» Aim of the task:
The listing beneath should be written out in full, exactly as shown.

» Records provided:
---*---

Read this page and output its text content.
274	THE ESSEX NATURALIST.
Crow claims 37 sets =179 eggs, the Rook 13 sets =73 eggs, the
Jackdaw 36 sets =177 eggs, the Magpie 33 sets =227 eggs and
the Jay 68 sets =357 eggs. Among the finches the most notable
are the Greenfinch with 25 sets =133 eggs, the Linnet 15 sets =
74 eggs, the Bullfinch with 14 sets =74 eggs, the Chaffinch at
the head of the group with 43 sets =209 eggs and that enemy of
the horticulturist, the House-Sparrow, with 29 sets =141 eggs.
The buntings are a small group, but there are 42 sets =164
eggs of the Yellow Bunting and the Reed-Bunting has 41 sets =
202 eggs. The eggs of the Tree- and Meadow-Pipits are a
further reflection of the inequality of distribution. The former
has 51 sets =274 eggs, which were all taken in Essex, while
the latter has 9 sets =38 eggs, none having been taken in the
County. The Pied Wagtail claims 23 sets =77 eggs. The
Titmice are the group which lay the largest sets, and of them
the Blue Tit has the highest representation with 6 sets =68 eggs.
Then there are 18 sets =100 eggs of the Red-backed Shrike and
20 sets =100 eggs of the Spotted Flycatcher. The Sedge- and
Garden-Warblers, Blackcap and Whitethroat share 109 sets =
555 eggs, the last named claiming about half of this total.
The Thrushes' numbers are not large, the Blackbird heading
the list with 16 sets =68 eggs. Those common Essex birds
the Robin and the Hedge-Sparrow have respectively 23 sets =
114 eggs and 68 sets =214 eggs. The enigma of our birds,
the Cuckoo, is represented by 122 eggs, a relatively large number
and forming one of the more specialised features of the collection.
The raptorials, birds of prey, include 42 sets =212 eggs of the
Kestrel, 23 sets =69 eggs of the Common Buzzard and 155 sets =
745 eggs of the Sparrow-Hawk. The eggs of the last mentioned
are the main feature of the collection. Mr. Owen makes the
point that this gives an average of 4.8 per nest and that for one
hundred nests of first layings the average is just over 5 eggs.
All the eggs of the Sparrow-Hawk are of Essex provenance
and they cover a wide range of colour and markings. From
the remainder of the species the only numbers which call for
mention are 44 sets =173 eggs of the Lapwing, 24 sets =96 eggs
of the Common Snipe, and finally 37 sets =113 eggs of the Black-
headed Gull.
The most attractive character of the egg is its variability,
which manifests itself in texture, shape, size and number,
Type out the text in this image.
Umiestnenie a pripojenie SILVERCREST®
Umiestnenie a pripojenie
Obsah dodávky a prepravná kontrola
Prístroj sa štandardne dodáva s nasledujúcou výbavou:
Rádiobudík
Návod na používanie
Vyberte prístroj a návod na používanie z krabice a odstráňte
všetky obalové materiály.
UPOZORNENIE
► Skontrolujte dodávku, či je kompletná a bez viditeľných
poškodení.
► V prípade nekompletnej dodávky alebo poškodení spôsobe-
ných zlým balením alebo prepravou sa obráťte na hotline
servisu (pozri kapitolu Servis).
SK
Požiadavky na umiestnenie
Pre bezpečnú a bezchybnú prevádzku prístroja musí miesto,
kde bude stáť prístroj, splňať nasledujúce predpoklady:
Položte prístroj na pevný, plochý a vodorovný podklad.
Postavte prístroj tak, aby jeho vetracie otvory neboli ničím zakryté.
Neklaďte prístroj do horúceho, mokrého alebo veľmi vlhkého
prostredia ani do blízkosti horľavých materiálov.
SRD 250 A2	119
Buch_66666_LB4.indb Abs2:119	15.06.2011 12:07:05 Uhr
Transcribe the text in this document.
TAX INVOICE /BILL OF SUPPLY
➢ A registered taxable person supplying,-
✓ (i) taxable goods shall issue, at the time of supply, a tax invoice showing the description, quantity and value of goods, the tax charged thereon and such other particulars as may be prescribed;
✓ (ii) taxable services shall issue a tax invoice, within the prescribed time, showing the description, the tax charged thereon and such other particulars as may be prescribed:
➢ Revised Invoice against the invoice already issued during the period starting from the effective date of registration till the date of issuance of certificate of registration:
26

---*---

» Result of this exercise:
Read this page and output its text content.
274	THE ESSEX NATURALIST.
Crow claims 37 sets =179 eggs, the Rook 13 sets =73 eggs, the
Jackdaw 36 sets =177 eggs, the Magpie 33 sets =227 eggs and
the Jay 68 sets =357 eggs. Among the finches the most notable
are the Greenfinch with 25 sets =133 eggs, the Linnet 15 sets =
74 eggs, the Bullfinch with 14 sets =74 eggs, the Chaffinch at
the head of the group with 43 sets =209 eggs and that enemy of
the horticulturist, the House-Sparrow, with 29 sets =141 eggs.
The buntings are a small group, but there are 42 sets =164
eggs of the Yellow Bunting and the Reed-Bunting has 41 sets =
202 eggs. The eggs of the Tree- and Meadow-Pipits are a
further reflection of the inequality of distribution. The former
has 51 sets =274 eggs, which were all taken in Essex, while
the latter has 9 sets =38 eggs, none having been taken in the
County. The Pied Wagtail claims 23 sets =77 eggs. The
Titmice are the group which lay the largest sets, and of them
the Blue Tit has the highest representation with 6 sets =68 eggs.
Then there are 18 sets =100 eggs of the Red-backed Shrike and
20 sets =100 eggs of the Spotted Flycatcher. The Sedge- and
Garden-Warblers, Blackcap and Whitethroat share 109 sets =
555 eggs, the last named claiming about half of this total.
The Thrushes' numbers are not large, the Blackbird heading
the list with 16 sets =68 eggs. Those common Essex birds
the Robin and the Hedge-Sparrow have respectively 23 sets =
114 eggs and 68 sets =214 eggs. The enigma of our birds,
the Cuckoo, is represented by 122 eggs, a relatively large number
and forming one of the more specialised features of the collection.
The raptorials, birds of prey, include 42 sets =212 eggs of the
Kestrel, 23 sets =69 eggs of the Common Buzzard and 155 sets =
745 eggs of the Sparrow-Hawk. The eggs of the last mentioned
are the main feature of the collection. Mr. Owen makes the
point that this gives an average of 4.8 per nest and that for one
hundred nests of first layings the average is just over 5 eggs.
All the eggs of the Sparrow-Hawk are of Essex provenance
and they cover a wide range of colour and markings. From
the remainder of the species the only numbers which call for
mention are 44 sets =173 eggs of the Lapwing, 24 sets =96 eggs
of the Common Snipe, and finally 37 sets =113 eggs of the Black-
headed Gull.
The most attractive character of the egg is its variability,
which manifests itself in texture, shape, size and number,
Type out the text in this image.
Umiestnenie a pripojenie SILVERCREST®
Umiestnenie a pripojenie
Obsah dodávky a prepravná kontrola
Prístroj sa štandardne dodáva s nasledujúcou výbavou:
Rádiobudík
Návod na používanie
Vyberte prístroj a návod na používanie z krabice a odstráňte
všetky obalové materiály.
UPOZORNENIE
► Skontrolujte dodávku, či je kompletná a bez viditeľných
poškodení.
► V prípade nekompletnej dodávky alebo poškodení spôsobe-
ných zlým balením alebo prepravou sa obráťte na hotline
servisu (pozri kapitolu Servis).
SK
Požiadavky na umiestnenie
Pre bezpečnú a bezchybnú prevádzku prístroja musí miesto,
kde bude stáť prístroj, splňať nasledujúce predpoklady:
Položte prístroj na pevný, plochý a vodorovný podklad.
Postavte prístroj tak, aby jeho vetracie otvory neboli ničím zakryté.
Neklaďte prístroj do horúceho, mokrého alebo veľmi vlhkého
prostredia ani do blízkosti horľavých materiálov.
SRD 250 A2	119
Buch_66666_LB4.indb Abs2:119	15.06.2011 12:07:05 Uhr
Transcribe the text in this document.
TAX INVOICE /BILL OF SUPPLY
➢ A registered taxable person supplying,-
✓ (i) taxable goods shall issue, at the time of supply, a tax invoice showing the description, quantity and value of goods, the tax charged thereon and such other particulars as may be prescribed;
✓ (ii) taxable services shall issue a tax invoice, within the prescribed time, showing the description, the tax charged thereon and such other particulars as may be prescribed:
➢ Revised Invoice against the invoice already issued during the period starting from the effective date of registration till the date of issuance of certificate of registration:
26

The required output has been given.